Dataset items ▸
□ □ □ □ □

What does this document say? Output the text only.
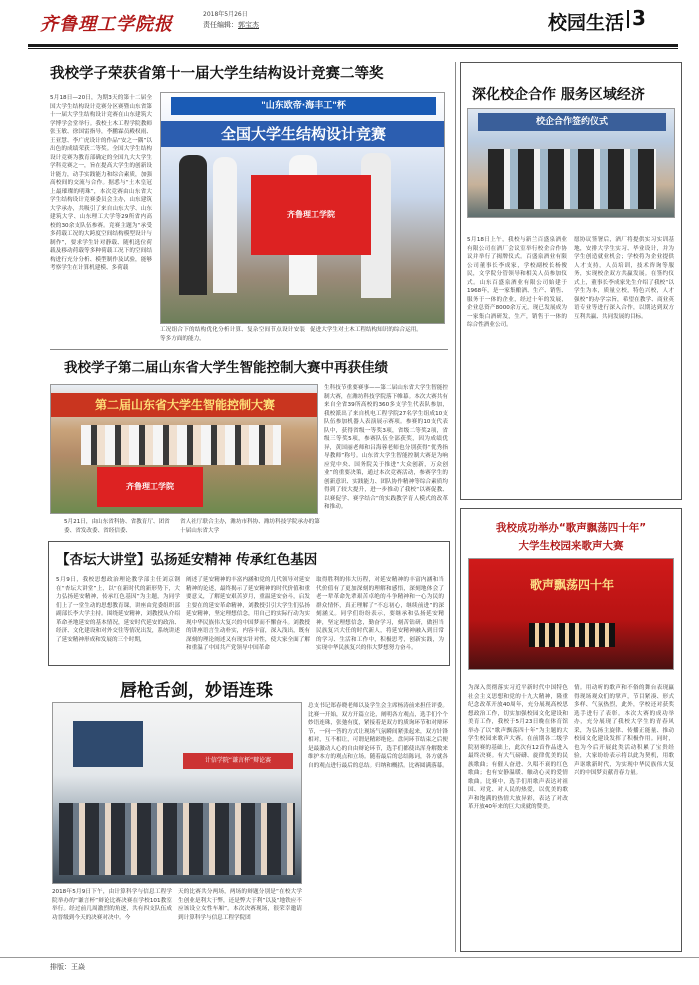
齐鲁理工学院报	2018年5月26日
责任编辑：郭宝杰	校园生活 3
我校学子荣获省第十一届大学生结构设计竞赛二等奖
5月18日—20日，为期3天的第十二届全国大学生结构设计竞赛分区赛暨山东省第十一届大学生结构设计竞赛在山东建筑大学博学会堂举行。我校土木工程学院教师张玉敏、徐国雷指导，李鹏霖员殿权雨、王亚慧、李广虎设计的作品“安之一隅”以出色的成绩荣获二等奖。全国大学生结构设计竞赛为教育部确定的全国九大大学生学科竞赛之一，旨在提高大学生的创新设计能力，动手实践能力和综合素质，加强高校间的交流与合作。据悉与“土木皇冠上最璀璨的明珠”，本次竞赛由山东省大学生结构设计竞赛委员会主办，山东建筑大学承办，共吸引了来自山东大学、山东建筑大学、山东理工大学等29所省内高校的30余支队伍参赛。竞赛主题为“承受多荷载工况的大跨度空间结构模型设计与制作”，要求学生针对静载、随机选位荷载及移动荷载等多种荷载工况下的空间结构进行充分分析、模型制作及试验，能够考察学生在计算机建模、多荷载
"山东欧帝·海丰工"杯
全国大学生结构设计竞赛
齐鲁理工学院
工况组合下的结构优化分析计算、复杂空间节点设计安装等多方面的能力，
促进大学生对土木工程结构知识的综合运用。
我校学子第二届山东省大学生智能控制大赛中再获佳绩
第二届山东省大学生智能控制大赛
齐鲁理工学院
5月21日，由山东省科协、省教育厅、团省委、省发改委、省经信委、
省人社厅联合主办，潍坊市科协、潍坊科技学院承办的第十届山东省大学
生科技节重要赛事——第二届山东省大学生智能控制大赛，在潍坊科技学院落下帷幕。本次大赛共有来自全省39所高校的360多支学生代表队参加，我校派出了来自机电工程学院27名学生组成10支队伍参加机器人表演展示赛项。参赛的10支代表队中，获得省级一等奖3项，省级二等奖2项，省级三等奖5项，参赛队伍全部获奖，因为成绩优异，黄国丽老师和吕海蓉老师也分别获得“优秀指导教师”称号。山东省大学生智能控制大赛是为响应党中央、国务院关于推进“大众创新，万众创业”的重要决策，通过本次竞赛活动，参赛学生的创新意识、实践能力、团队协作精神等综合素质均得到了较大提升，进一步推动了我校“以赛促教、以赛促学、赛学结合”的实践教学育人模式的改革和推动。
【杏坛大讲堂】弘扬延安精神 传承红色基因
5月9日，我校思想政治理论教学部主任刘京钢在“杏坛大讲堂”上，以“在新时代的新形势下，大力弘扬延安精神，传承红色基因”为主题，为同学们上了一堂生动的思想教育课，讲座由党委组织部副部长李大学主持。围绕延安精神，刘教授从介绍革命圣地延安的基本情况，延安时代延安的政治、经济、文化建设和对外交往等情况出发，系统讲述了延安精神形成和发展的三个时期，
阐述了延安精神的丰富内涵和党的几代领导对延安精神的论述，最终揭示了延安精神的时代价值和重要意义，了解延安艰苦岁月，重温延安奋斗，启发主要在的延安革命精神，刘教授引引大学生们弘扬延安精神，坚定理想信念，用自己的实际行动为实现中华民族伟大复兴的中国梦而不懈奋斗。刘教授的讲座语言生动朴实，内容丰富，深入浅出，既有深刻的理论阐述又有现实针对性，使大家全面了解和重温了中国共产党领导中国革命
取得胜利的伟大历程，对延安精神的丰富内涵和当代价值有了更加深刻的理解和感悟，深刻地体会了老一辈革命先辈艰苦卓绝的斗争精神和一心为民的群众情怀，真正理解了“不忘初心，继续前进”的深刻涵义。同学们纷纷表示，要继承和弘扬延安精神，坚定理想信念，勤奋学习，刻苦钻研，做担当民族复兴大任的时代新人，将延安精神融入到日常的学习、生活和工作中，积极思考，创新实践，为实现中华民族复兴的伟大梦想努力奋斗。
唇枪舌剑，妙语连珠
计信学院“谦言杯”辩论赛
2018年5月9日下午，由计算科学与信息工程学院举办的“谦言杯”辩论比赛决赛在学校101教室举行。经过前几周激烈的角逐，共有四支队伍成功晋级到今天的决赛对决中。今
天的比赛共分两场，两场的辩题分别是“在校大学生创业是利大于弊，还是弊大于利”以及“地铁应不应该设立女性车厢”。本次决赛现场，很荣幸邀请到计算科学与信息工程学院团
总支书记郑春晓老师以及学生会主席杨涛前来担任评委。比赛一开始，双方开篇立论，阐明各方观点，选手们个个妙语连珠，张弛有度，紧接着是双方的质询环节和对辩环节，一问一答的方式让现场气氛瞬间紧张起来，双方针锋相对，互不相让，可谓是精彩绝伦。盘问环节结束之后便是最激动人心的自由辩论环节，选手们都使出浑身解数来维护本方的观点和立场。随着最后的总结陈词，各方就各自的观点进行最后的总结。归纳和概括。比赛圆满落幕。
深化校企合作 服务区域经济
校企合作签约仪式
5月18日上午，我校与新兰百盛泉酒业有限公司在酒厂会议室举行校企合作协议并举行了揭牌仪式。百盛泉酒业有限公司董事长李成家，学校副校长杨俊民，文学院分管领导和相关人员参加仪式。山东百盛泉酒业有限公司始建于1968年，是一家集酿酒、生产、销售、服务于一体的企业，经过十年的发展，企业总资产8000余万元，现已发展成为一家集白酒研发，生产，销售于一体的综合性酒业公司。
愿协议签署后，酒厂将提供实习实训基地，安排大学生实习、毕业设计，并为学生创造就业机会；学校将为企业提供人才支持，人员培训，技术咨询等服务，实现校企双方共赢发展。在签约仪式上，董事长李成家先生介绍了我校“以学生为本，质量立校，特色兴校，人才强校”的办学宗旨，希望在教学、商业英语专业等进行深入合作，以期达到双方互利共赢、共同发展的目标。
我校成功举办“歌声飘荡四十年”
大学生校园来歌声大赛
歌声飘荡四十年
为深入贯彻落实习近平新时代中国特色社会主义思想和党的十九大精神，隆重纪念改革开放40周年，充分展现高校思想政治工作，切实加强校园文化建设和美育工作，我校于5月23日晚在体育馆举办了以“歌声飘荡四十年”为主题的大学生校园来歌声大赛。在前期各二级学院初赛的基础上，此次有12首作品进入最终决赛。有大气磅礴、旋律优美的民族歌曲；有催人奋进、久唱不衰的红色歌曲；也有安静温暖、触动心灵的爱情歌曲。比赛中，选手们用歌声表达对祖国、对党、对人民的热爱，以优美的歌声和饱满的热情大放异彩，表达了对改革开放40年来的巨大成就的赞美。
情。用动听的歌声和不俗的舞台表现赢得现场观众们的掌声，节目紧凑、形式多样、气氛热烈，此外，学校还对获奖选手进行了表彰。本次大赛的成功举办，充分展现了我校大学生的青春风采，为弘扬主旋律、传播正能量、推动校园文化建设发挥了积极作用。同时，也为今后开展此类活动积累了宝贵经验，大家纷纷表示将以此为契机，用歌声讴歌新时代，为实现中华民族伟大复兴的中国梦贡献青春力量。
排版：王焱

□ □ □ □ □

WHAT THE TASK REQUIRES ▸
Output the data above without changes, apart from leaving out the pictures.

CORRECT OUTPUT ▸
What does this document say? Output the text only.
齐鲁理工学院报	2018年5月26日
责任编辑：郭宝杰	校园生活 3
我校学子荣获省第十一届大学生结构设计竞赛二等奖
5月18日—20日，为期3天的第十二届全国大学生结构设计竞赛分区赛暨山东省第十一届大学生结构设计竞赛在山东建筑大学博学会堂举行。我校土木工程学院教师张玉敏、徐国雷指导，李鹏霖员殿权雨、王亚慧、李广虎设计的作品“安之一隅”以出色的成绩荣获二等奖。全国大学生结构设计竞赛为教育部确定的全国九大大学生学科竞赛之一，旨在提高大学生的创新设计能力，动手实践能力和综合素质，加强高校间的交流与合作。据悉与“土木皇冠上最璀璨的明珠”，本次竞赛由山东省大学生结构设计竞赛委员会主办，山东建筑大学承办，共吸引了来自山东大学、山东建筑大学、山东理工大学等29所省内高校的30余支队伍参赛。竞赛主题为“承受多荷载工况的大跨度空间结构模型设计与制作”，要求学生针对静载、随机选位荷载及移动荷载等多种荷载工况下的空间结构进行充分分析、模型制作及试验，能够考察学生在计算机建模、多荷载
"山东欧帝·海丰工"杯
全国大学生结构设计竞赛
齐鲁理工学院
工况组合下的结构优化分析计算、复杂空间节点设计安装等多方面的能力，
促进大学生对土木工程结构知识的综合运用。
我校学子第二届山东省大学生智能控制大赛中再获佳绩
第二届山东省大学生智能控制大赛
齐鲁理工学院
5月21日，由山东省科协、省教育厅、团省委、省发改委、省经信委、
省人社厅联合主办，潍坊市科协、潍坊科技学院承办的第十届山东省大学
生科技节重要赛事——第二届山东省大学生智能控制大赛，在潍坊科技学院落下帷幕。本次大赛共有来自全省39所高校的360多支学生代表队参加，我校派出了来自机电工程学院27名学生组成10支队伍参加机器人表演展示赛项。参赛的10支代表队中，获得省级一等奖3项，省级二等奖2项，省级三等奖5项，参赛队伍全部获奖，因为成绩优异，黄国丽老师和吕海蓉老师也分别获得“优秀指导教师”称号。山东省大学生智能控制大赛是为响应党中央、国务院关于推进“大众创新，万众创业”的重要决策，通过本次竞赛活动，参赛学生的创新意识、实践能力、团队协作精神等综合素质均得到了较大提升，进一步推动了我校“以赛促教、以赛促学、赛学结合”的实践教学育人模式的改革和推动。
【杏坛大讲堂】弘扬延安精神 传承红色基因
5月9日，我校思想政治理论教学部主任刘京钢在“杏坛大讲堂”上，以“在新时代的新形势下，大力弘扬延安精神，传承红色基因”为主题，为同学们上了一堂生动的思想教育课，讲座由党委组织部副部长李大学主持。围绕延安精神，刘教授从介绍革命圣地延安的基本情况，延安时代延安的政治、经济、文化建设和对外交往等情况出发，系统讲述了延安精神形成和发展的三个时期，
阐述了延安精神的丰富内涵和党的几代领导对延安精神的论述，最终揭示了延安精神的时代价值和重要意义，了解延安艰苦岁月，重温延安奋斗，启发主要在的延安革命精神，刘教授引引大学生们弘扬延安精神，坚定理想信念，用自己的实际行动为实现中华民族伟大复兴的中国梦而不懈奋斗。刘教授的讲座语言生动朴实，内容丰富，深入浅出，既有深刻的理论阐述又有现实针对性，使大家全面了解和重温了中国共产党领导中国革命
取得胜利的伟大历程，对延安精神的丰富内涵和当代价值有了更加深刻的理解和感悟，深刻地体会了老一辈革命先辈艰苦卓绝的斗争精神和一心为民的群众情怀，真正理解了“不忘初心，继续前进”的深刻涵义。同学们纷纷表示，要继承和弘扬延安精神，坚定理想信念，勤奋学习，刻苦钻研，做担当民族复兴大任的时代新人，将延安精神融入到日常的学习、生活和工作中，积极思考，创新实践，为实现中华民族复兴的伟大梦想努力奋斗。
唇枪舌剑，妙语连珠
计信学院“谦言杯”辩论赛
2018年5月9日下午，由计算科学与信息工程学院举办的“谦言杯”辩论比赛决赛在学校101教室举行。经过前几周激烈的角逐，共有四支队伍成功晋级到今天的决赛对决中。今
天的比赛共分两场，两场的辩题分别是“在校大学生创业是利大于弊，还是弊大于利”以及“地铁应不应该设立女性车厢”。本次决赛现场，很荣幸邀请到计算科学与信息工程学院团
总支书记郑春晓老师以及学生会主席杨涛前来担任评委。比赛一开始，双方开篇立论，阐明各方观点，选手们个个妙语连珠，张弛有度，紧接着是双方的质询环节和对辩环节，一问一答的方式让现场气氛瞬间紧张起来，双方针锋相对，互不相让，可谓是精彩绝伦。盘问环节结束之后便是最激动人心的自由辩论环节，选手们都使出浑身解数来维护本方的观点和立场。随着最后的总结陈词，各方就各自的观点进行最后的总结。归纳和概括。比赛圆满落幕。
深化校企合作 服务区域经济
校企合作签约仪式
5月18日上午，我校与新兰百盛泉酒业有限公司在酒厂会议室举行校企合作协议并举行了揭牌仪式。百盛泉酒业有限公司董事长李成家，学校副校长杨俊民，文学院分管领导和相关人员参加仪式。山东百盛泉酒业有限公司始建于1968年，是一家集酿酒、生产、销售、服务于一体的企业，经过十年的发展，企业总资产8000余万元，现已发展成为一家集白酒研发，生产，销售于一体的综合性酒业公司。
愿协议签署后，酒厂将提供实习实训基地，安排大学生实习、毕业设计，并为学生创造就业机会；学校将为企业提供人才支持，人员培训，技术咨询等服务，实现校企双方共赢发展。在签约仪式上，董事长李成家先生介绍了我校“以学生为本，质量立校，特色兴校，人才强校”的办学宗旨，希望在教学、商业英语专业等进行深入合作，以期达到双方互利共赢、共同发展的目标。
我校成功举办“歌声飘荡四十年”
大学生校园来歌声大赛
歌声飘荡四十年
为深入贯彻落实习近平新时代中国特色社会主义思想和党的十九大精神，隆重纪念改革开放40周年，充分展现高校思想政治工作，切实加强校园文化建设和美育工作，我校于5月23日晚在体育馆举办了以“歌声飘荡四十年”为主题的大学生校园来歌声大赛。在前期各二级学院初赛的基础上，此次有12首作品进入最终决赛。有大气磅礴、旋律优美的民族歌曲；有催人奋进、久唱不衰的红色歌曲；也有安静温暖、触动心灵的爱情歌曲。比赛中，选手们用歌声表达对祖国、对党、对人民的热爱，以优美的歌声和饱满的热情大放异彩，表达了对改革开放40年来的巨大成就的赞美。
情。用动听的歌声和不俗的舞台表现赢得现场观众们的掌声，节目紧凑、形式多样、气氛热烈，此外，学校还对获奖选手进行了表彰。本次大赛的成功举办，充分展现了我校大学生的青春风采，为弘扬主旋律、传播正能量、推动校园文化建设发挥了积极作用。同时，也为今后开展此类活动积累了宝贵经验，大家纷纷表示将以此为契机，用歌声讴歌新时代，为实现中华民族伟大复兴的中国梦贡献青春力量。
排版：王焱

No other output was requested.